● **Set exercise**: Determine which lines of the records include the word "Graf", and copy them.

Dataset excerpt
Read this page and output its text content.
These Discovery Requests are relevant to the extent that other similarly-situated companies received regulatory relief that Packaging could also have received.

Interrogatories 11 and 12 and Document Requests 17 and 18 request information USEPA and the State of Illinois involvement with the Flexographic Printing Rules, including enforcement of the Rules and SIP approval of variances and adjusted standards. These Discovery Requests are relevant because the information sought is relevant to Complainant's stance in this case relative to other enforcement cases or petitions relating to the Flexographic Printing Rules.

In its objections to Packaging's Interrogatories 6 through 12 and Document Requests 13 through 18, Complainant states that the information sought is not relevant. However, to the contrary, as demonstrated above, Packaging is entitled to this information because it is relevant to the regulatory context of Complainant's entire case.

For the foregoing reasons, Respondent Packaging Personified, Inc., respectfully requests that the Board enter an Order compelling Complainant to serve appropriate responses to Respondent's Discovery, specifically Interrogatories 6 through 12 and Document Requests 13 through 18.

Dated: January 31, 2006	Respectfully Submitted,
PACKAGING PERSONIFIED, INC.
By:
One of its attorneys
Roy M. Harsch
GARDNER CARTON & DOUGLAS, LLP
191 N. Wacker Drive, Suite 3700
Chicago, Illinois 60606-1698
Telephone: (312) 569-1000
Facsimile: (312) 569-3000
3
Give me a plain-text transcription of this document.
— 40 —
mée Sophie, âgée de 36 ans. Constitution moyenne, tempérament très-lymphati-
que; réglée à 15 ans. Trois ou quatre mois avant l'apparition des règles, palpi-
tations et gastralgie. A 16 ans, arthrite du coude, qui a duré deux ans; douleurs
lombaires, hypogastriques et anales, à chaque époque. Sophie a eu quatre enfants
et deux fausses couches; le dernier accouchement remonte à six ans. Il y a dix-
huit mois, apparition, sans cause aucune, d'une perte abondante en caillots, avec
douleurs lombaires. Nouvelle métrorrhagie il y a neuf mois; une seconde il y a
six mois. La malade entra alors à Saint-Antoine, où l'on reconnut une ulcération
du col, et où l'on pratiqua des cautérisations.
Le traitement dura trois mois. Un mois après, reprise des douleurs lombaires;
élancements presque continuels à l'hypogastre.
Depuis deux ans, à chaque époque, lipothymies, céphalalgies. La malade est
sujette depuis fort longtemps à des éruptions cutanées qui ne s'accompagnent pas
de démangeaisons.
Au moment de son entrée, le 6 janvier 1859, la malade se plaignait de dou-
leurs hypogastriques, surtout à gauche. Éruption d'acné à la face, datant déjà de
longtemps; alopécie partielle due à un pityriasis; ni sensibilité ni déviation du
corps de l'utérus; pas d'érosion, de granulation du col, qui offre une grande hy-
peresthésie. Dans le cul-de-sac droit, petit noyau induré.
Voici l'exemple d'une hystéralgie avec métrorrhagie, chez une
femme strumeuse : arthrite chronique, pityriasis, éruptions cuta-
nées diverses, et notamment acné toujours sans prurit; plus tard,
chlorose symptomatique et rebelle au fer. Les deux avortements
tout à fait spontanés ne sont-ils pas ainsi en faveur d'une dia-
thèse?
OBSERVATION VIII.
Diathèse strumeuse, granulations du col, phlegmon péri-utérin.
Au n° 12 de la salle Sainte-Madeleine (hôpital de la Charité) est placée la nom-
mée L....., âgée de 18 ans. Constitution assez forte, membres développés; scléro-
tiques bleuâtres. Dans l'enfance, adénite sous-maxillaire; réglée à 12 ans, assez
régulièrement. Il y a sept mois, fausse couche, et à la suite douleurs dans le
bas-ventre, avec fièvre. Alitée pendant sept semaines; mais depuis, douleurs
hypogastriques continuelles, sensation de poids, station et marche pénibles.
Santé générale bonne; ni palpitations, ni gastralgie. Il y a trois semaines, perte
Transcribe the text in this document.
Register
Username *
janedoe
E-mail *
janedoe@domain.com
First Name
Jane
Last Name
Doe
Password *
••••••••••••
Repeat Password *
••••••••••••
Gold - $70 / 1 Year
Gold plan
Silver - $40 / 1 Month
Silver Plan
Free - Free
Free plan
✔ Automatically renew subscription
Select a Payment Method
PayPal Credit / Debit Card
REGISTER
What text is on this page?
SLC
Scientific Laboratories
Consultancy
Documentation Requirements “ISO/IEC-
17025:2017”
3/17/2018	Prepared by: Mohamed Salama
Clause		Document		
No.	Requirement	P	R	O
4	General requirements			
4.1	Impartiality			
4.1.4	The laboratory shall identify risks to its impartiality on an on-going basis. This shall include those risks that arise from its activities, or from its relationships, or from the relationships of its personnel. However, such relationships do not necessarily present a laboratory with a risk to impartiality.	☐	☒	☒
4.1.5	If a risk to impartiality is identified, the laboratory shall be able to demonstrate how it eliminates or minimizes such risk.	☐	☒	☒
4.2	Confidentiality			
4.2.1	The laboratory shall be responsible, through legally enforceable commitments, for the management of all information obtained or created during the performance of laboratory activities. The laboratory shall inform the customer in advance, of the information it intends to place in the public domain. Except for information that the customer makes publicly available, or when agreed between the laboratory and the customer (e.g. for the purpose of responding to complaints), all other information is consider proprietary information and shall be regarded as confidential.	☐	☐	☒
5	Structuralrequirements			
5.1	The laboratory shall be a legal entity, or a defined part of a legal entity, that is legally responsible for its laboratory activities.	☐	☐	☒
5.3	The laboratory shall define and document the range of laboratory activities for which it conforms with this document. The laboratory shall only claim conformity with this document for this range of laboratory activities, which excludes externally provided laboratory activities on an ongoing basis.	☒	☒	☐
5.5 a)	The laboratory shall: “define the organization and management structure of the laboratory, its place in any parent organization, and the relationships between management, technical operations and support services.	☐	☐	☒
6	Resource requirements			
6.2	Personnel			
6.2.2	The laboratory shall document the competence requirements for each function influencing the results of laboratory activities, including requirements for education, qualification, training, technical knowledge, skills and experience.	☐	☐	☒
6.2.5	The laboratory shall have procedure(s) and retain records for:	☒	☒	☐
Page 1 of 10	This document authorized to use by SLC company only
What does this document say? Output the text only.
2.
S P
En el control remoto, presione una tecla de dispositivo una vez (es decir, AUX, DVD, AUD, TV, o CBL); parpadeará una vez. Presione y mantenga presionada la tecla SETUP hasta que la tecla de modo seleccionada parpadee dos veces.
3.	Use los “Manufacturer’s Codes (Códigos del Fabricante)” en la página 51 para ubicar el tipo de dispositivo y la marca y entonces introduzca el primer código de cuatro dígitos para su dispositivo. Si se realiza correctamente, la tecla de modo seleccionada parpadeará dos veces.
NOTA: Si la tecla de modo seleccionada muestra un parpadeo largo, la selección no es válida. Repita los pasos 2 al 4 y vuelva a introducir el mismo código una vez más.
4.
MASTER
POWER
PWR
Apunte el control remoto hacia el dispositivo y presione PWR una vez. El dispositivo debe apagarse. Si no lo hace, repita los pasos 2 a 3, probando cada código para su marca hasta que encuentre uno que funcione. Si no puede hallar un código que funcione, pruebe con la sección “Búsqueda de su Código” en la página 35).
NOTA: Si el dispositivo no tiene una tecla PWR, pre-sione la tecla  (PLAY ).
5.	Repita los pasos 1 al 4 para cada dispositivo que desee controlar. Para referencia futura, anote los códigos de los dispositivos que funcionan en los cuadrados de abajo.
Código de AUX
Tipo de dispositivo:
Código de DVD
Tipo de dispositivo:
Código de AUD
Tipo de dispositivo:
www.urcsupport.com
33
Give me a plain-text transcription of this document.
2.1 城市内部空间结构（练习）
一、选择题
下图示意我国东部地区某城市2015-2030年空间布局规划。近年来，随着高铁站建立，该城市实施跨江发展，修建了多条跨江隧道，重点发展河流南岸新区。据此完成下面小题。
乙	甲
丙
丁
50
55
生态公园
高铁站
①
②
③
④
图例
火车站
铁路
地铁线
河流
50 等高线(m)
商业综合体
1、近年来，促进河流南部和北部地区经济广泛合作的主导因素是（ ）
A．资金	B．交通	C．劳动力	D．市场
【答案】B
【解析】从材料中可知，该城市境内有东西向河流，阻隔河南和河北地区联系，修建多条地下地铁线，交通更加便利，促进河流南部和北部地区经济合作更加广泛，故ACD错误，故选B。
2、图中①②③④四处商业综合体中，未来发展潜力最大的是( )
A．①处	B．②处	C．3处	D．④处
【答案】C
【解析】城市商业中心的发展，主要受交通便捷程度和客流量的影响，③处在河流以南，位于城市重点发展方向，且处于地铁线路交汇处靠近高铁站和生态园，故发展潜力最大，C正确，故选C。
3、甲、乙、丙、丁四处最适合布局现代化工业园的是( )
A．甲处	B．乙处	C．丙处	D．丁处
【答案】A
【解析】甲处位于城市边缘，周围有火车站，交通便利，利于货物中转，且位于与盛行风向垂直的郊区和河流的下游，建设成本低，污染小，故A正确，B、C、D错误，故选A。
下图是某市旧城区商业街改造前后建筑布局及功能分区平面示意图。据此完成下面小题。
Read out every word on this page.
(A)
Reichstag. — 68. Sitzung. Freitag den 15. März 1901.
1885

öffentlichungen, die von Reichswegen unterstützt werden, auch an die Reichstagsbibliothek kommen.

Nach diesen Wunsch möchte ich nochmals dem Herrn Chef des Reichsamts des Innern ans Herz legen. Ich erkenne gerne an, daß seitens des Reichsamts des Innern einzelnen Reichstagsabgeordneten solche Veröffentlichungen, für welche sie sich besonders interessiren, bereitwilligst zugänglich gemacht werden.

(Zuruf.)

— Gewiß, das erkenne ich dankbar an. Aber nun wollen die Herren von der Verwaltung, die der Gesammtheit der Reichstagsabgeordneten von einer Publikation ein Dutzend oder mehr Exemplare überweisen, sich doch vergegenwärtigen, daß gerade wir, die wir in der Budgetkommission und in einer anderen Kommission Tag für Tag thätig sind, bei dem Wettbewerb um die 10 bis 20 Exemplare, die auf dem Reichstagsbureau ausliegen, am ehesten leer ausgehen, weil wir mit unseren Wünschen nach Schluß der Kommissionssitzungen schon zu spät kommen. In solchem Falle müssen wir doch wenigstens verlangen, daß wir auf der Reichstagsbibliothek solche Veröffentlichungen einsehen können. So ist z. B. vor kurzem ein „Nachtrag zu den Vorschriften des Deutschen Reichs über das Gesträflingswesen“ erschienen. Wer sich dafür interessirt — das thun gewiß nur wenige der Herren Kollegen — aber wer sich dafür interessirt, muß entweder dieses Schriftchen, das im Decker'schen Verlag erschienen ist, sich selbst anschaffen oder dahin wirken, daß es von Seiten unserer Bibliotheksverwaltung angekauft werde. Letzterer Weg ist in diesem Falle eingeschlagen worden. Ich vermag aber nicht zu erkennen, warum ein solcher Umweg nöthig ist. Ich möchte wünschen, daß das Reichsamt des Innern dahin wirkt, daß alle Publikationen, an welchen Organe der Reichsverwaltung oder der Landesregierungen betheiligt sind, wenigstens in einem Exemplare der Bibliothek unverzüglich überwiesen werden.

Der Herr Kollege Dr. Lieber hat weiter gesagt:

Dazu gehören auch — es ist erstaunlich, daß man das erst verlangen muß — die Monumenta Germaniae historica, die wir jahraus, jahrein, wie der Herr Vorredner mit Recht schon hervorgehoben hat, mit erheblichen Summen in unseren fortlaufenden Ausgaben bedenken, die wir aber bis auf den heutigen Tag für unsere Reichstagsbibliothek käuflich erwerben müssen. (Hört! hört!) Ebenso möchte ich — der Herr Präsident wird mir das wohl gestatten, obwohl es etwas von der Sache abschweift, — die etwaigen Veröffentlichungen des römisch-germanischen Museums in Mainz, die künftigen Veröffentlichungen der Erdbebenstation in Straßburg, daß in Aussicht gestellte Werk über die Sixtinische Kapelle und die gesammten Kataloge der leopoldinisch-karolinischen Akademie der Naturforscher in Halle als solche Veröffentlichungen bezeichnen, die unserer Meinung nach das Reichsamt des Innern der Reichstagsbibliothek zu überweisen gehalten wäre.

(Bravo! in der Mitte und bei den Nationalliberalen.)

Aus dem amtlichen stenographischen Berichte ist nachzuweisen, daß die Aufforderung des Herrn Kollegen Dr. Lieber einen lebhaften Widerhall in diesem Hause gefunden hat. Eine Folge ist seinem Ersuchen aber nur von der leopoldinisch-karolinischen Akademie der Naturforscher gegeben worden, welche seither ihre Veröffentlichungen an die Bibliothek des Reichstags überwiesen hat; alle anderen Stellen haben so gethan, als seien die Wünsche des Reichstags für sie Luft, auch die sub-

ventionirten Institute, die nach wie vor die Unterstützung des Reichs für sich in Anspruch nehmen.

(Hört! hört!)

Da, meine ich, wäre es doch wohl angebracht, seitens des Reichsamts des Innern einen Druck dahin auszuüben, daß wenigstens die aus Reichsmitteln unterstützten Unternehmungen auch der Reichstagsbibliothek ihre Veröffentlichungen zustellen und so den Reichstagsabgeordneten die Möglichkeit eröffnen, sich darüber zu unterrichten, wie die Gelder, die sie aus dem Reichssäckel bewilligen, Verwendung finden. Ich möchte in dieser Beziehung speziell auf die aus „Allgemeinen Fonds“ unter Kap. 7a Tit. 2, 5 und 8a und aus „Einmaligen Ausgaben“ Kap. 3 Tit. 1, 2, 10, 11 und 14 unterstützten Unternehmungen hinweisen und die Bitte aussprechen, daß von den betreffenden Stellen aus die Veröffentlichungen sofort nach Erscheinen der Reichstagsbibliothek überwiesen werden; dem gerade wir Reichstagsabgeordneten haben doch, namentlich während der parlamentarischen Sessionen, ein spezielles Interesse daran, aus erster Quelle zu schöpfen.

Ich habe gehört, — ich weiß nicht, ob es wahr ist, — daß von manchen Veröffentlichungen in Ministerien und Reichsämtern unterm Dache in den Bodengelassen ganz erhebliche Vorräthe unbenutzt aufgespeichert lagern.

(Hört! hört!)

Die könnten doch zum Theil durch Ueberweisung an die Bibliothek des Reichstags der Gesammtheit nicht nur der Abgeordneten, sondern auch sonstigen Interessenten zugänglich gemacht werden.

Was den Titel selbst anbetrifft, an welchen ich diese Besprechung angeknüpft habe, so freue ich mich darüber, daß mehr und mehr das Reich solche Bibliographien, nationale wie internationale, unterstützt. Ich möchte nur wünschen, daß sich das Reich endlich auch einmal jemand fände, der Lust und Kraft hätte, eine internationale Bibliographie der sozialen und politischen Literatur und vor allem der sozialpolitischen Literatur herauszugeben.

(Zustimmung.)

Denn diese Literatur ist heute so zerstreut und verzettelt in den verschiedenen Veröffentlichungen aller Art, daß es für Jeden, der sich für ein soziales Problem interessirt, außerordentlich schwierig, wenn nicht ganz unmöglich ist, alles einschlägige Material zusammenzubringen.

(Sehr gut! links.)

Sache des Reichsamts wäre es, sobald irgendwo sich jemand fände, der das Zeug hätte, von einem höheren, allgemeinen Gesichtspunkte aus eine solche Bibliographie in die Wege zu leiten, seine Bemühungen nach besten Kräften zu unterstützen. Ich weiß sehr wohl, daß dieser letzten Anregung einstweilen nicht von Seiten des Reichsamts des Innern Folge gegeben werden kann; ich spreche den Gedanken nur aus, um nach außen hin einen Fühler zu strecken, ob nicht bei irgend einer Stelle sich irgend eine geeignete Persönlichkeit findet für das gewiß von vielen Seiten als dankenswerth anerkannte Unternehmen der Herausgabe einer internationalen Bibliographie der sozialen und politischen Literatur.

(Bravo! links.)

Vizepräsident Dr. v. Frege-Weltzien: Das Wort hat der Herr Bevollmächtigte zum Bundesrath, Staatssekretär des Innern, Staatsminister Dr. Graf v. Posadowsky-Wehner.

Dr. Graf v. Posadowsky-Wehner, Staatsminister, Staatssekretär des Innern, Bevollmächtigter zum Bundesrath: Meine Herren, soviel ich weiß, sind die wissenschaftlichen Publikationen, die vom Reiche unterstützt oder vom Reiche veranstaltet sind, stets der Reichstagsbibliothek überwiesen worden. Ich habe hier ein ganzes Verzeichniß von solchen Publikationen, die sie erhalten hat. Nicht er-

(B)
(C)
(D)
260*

● **Task response**:
Vizepräsident Dr. v. Frege-Weltzien: Das Wort hat der Herr Bevollmächtigte zum Bundesrath, Staatssekretär des Innern, Staatsminister Dr. Graf v. Posadowsky-Wehner.
Dr. Graf v. Posadowsky-Wehner, Staatsminister, Staatssekretär des Innern, Bevollmächtigter zum Bundesrath: Meine Herren, soviel ich weiß, sind die wissenschaftlichen Publikationen, die vom Reiche unterstützt oder vom Reiche veranstaltet sind, stets der Reichstagsbibliothek überwiesen worden. Ich habe hier ein ganzes Verzeichniß von solchen Publikationen, die sie erhalten hat. Nicht er-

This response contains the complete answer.